-- start Data supplied --
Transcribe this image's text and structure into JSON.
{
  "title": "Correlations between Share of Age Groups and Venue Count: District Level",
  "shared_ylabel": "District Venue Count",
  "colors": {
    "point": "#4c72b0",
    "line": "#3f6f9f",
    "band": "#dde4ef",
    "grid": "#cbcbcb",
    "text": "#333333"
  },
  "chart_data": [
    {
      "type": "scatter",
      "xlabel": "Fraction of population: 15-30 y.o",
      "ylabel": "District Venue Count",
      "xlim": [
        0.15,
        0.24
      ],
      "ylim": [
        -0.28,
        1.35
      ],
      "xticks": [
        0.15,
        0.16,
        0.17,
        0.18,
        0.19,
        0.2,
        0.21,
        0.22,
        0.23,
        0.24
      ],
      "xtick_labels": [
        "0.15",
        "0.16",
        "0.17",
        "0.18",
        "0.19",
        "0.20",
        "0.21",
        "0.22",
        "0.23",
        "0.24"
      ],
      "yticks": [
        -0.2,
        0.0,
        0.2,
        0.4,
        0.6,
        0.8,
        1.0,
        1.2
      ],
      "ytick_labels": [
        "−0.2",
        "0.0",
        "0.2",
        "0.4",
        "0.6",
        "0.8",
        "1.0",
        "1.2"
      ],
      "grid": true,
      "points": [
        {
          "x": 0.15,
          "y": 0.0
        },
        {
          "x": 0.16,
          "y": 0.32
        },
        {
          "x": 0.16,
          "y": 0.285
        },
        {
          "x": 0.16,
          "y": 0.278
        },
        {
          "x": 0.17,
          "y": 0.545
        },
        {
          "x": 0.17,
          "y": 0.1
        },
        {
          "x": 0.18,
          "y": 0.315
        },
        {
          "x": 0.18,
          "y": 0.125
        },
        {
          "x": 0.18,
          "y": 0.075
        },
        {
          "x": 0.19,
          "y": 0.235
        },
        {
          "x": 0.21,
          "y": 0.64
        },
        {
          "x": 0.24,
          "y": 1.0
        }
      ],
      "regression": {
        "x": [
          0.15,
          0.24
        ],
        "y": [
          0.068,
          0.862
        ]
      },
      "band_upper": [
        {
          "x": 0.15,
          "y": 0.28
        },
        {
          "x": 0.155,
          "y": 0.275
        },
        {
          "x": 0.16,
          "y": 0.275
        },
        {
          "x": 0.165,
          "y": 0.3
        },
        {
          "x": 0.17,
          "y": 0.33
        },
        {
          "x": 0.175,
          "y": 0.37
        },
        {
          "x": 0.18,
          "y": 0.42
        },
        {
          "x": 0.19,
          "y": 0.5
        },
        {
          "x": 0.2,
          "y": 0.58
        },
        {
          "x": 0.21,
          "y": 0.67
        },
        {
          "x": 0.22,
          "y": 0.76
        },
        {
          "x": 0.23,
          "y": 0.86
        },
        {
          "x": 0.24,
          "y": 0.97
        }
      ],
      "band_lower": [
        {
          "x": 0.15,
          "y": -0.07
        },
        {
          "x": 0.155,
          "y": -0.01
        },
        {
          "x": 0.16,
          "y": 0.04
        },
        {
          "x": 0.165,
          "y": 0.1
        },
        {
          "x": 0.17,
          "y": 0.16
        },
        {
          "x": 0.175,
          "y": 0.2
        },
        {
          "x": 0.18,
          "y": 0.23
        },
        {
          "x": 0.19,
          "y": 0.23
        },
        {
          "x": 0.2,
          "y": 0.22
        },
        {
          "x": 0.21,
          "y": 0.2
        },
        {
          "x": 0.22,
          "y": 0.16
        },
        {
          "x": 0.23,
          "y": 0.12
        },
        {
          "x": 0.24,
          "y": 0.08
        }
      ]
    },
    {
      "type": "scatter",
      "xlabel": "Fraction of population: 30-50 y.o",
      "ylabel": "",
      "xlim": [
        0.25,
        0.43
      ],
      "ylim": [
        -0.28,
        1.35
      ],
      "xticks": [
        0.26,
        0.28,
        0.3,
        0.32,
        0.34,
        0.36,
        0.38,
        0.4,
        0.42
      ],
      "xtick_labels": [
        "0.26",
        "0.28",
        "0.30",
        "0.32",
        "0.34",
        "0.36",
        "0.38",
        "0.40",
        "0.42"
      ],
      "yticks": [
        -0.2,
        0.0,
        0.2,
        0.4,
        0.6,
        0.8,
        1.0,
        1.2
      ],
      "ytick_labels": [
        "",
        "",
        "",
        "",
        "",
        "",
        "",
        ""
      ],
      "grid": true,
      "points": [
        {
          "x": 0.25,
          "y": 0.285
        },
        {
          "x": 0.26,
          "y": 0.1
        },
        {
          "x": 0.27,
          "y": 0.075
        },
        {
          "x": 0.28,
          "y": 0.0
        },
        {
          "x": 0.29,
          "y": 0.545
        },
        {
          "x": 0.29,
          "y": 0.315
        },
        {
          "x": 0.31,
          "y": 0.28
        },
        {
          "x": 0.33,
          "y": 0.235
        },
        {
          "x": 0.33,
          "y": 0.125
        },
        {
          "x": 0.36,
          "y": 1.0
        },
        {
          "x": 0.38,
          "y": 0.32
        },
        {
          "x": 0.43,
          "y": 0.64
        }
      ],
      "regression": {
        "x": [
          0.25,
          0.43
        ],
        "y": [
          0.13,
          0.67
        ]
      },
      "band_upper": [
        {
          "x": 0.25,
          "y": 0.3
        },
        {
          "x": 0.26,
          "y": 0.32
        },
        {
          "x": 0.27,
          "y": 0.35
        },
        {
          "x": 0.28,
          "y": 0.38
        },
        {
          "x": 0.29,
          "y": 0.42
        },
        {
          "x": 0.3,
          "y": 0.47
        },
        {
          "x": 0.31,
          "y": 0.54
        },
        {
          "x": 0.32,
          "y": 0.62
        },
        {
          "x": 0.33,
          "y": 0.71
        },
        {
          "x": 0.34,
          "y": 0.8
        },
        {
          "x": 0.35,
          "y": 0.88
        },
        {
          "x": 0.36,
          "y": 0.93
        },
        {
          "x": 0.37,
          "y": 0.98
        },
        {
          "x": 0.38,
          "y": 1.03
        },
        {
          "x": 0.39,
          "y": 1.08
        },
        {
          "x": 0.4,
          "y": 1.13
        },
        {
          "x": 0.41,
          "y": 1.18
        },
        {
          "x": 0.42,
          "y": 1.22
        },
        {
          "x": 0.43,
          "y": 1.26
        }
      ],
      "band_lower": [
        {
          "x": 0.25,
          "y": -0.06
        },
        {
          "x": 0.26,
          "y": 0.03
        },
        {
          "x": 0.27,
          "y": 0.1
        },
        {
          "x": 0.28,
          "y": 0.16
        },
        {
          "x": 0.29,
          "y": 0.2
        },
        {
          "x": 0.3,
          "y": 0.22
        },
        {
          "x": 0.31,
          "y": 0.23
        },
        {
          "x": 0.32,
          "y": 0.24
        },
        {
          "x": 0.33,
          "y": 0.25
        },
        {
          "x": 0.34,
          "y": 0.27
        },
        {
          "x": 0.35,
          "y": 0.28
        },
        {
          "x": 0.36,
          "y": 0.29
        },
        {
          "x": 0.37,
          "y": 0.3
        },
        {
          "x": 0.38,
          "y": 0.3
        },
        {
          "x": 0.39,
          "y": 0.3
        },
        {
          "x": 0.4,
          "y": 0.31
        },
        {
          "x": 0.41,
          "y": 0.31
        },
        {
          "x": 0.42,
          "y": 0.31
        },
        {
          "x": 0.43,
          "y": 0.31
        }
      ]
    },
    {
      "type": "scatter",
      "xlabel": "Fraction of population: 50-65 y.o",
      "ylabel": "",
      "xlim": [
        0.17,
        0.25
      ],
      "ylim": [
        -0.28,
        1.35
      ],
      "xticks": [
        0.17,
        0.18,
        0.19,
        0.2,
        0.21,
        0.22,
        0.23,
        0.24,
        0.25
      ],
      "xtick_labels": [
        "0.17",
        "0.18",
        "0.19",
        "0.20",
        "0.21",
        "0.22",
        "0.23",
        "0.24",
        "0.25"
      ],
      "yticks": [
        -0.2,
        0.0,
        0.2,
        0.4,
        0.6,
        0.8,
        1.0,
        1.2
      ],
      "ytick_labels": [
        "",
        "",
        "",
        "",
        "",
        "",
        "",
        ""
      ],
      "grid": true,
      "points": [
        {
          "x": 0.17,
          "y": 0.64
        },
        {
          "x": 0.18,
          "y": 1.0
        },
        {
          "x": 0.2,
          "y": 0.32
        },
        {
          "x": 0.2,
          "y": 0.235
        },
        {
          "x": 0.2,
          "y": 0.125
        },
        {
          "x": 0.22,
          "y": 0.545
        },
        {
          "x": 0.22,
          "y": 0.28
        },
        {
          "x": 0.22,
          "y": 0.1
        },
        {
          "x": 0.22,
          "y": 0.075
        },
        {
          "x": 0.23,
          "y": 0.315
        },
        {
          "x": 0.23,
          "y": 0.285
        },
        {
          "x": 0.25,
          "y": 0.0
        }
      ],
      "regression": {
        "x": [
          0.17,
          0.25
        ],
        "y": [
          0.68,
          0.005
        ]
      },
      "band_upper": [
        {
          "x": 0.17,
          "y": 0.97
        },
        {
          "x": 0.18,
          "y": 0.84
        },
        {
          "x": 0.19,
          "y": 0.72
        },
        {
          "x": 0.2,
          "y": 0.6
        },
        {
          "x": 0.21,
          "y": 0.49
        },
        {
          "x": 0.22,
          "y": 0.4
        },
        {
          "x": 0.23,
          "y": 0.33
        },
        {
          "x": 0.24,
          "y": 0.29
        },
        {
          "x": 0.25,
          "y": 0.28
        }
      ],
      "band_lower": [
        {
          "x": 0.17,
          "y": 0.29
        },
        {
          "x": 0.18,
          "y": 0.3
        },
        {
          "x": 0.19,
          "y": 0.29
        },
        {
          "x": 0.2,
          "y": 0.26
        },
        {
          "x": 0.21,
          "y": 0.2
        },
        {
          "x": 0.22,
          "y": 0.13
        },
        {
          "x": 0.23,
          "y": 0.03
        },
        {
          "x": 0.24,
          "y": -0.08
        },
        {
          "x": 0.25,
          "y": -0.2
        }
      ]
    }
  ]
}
-- end Data supplied --
What the task requires: Search the listing above for the string "text". Copy every line that contains it.

Solution below:
Transcribe this image's text and structure into JSON.
    "text": "#333333"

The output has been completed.